Records contained in a dataset
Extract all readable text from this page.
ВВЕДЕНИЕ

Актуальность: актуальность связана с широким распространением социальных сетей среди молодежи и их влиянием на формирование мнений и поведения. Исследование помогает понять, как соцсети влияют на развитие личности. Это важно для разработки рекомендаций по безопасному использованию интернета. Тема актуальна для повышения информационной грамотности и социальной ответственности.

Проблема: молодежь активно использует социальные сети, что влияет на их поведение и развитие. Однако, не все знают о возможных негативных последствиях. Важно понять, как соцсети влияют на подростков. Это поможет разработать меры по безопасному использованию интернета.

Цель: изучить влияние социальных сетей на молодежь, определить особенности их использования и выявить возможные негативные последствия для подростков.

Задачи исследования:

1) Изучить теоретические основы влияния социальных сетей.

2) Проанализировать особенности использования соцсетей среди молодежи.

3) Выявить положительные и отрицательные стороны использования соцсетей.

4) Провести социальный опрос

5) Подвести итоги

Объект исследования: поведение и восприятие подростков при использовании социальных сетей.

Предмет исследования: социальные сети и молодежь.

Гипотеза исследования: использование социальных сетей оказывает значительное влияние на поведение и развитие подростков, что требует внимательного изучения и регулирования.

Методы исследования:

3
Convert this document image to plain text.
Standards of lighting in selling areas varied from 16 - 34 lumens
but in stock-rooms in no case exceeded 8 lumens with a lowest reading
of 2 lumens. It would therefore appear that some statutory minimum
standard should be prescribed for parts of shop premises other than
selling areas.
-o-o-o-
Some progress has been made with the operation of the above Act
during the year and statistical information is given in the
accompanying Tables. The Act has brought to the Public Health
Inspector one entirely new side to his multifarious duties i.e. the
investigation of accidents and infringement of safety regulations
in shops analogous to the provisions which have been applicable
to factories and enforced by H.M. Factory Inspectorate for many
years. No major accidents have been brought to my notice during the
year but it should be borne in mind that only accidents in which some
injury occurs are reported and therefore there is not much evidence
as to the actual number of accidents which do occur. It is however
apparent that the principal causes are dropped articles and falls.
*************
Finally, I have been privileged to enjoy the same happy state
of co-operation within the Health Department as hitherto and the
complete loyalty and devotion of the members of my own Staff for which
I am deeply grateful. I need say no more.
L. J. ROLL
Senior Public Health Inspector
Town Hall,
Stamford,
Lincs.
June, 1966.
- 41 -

Exercise objective
Type out the material again exactly as presented.

Reply
Extract all readable text from this page.
ВВЕДЕНИЕ

Актуальность: актуальность связана с широким распространением социальных сетей среди молодежи и их влиянием на формирование мнений и поведения. Исследование помогает понять, как соцсети влияют на развитие личности. Это важно для разработки рекомендаций по безопасному использованию интернета. Тема актуальна для повышения информационной грамотности и социальной ответственности.

Проблема: молодежь активно использует социальные сети, что влияет на их поведение и развитие. Однако, не все знают о возможных негативных последствиях. Важно понять, как соцсети влияют на подростков. Это поможет разработать меры по безопасному использованию интернета.

Цель: изучить влияние социальных сетей на молодежь, определить особенности их использования и выявить возможные негативные последствия для подростков.

Задачи исследования:

1) Изучить теоретические основы влияния социальных сетей.

2) Проанализировать особенности использования соцсетей среди молодежи.

3) Выявить положительные и отрицательные стороны использования соцсетей.

4) Провести социальный опрос

5) Подвести итоги

Объект исследования: поведение и восприятие подростков при использовании социальных сетей.

Предмет исследования: социальные сети и молодежь.

Гипотеза исследования: использование социальных сетей оказывает значительное влияние на поведение и развитие подростков, что требует внимательного изучения и регулирования.

Методы исследования:

3
Convert this document image to plain text.
Standards of lighting in selling areas varied from 16 - 34 lumens
but in stock-rooms in no case exceeded 8 lumens with a lowest reading
of 2 lumens. It would therefore appear that some statutory minimum
standard should be prescribed for parts of shop premises other than
selling areas.
-o-o-o-
Some progress has been made with the operation of the above Act
during the year and statistical information is given in the
accompanying Tables. The Act has brought to the Public Health
Inspector one entirely new side to his multifarious duties i.e. the
investigation of accidents and infringement of safety regulations
in shops analogous to the provisions which have been applicable
to factories and enforced by H.M. Factory Inspectorate for many
years. No major accidents have been brought to my notice during the
year but it should be borne in mind that only accidents in which some
injury occurs are reported and therefore there is not much evidence
as to the actual number of accidents which do occur. It is however
apparent that the principal causes are dropped articles and falls.
*************
Finally, I have been privileged to enjoy the same happy state
of co-operation within the Health Department as hitherto and the
complete loyalty and devotion of the members of my own Staff for which
I am deeply grateful. I need say no more.
L. J. ROLL
Senior Public Health Inspector
Town Hall,
Stamford,
Lincs.
June, 1966.
- 41 -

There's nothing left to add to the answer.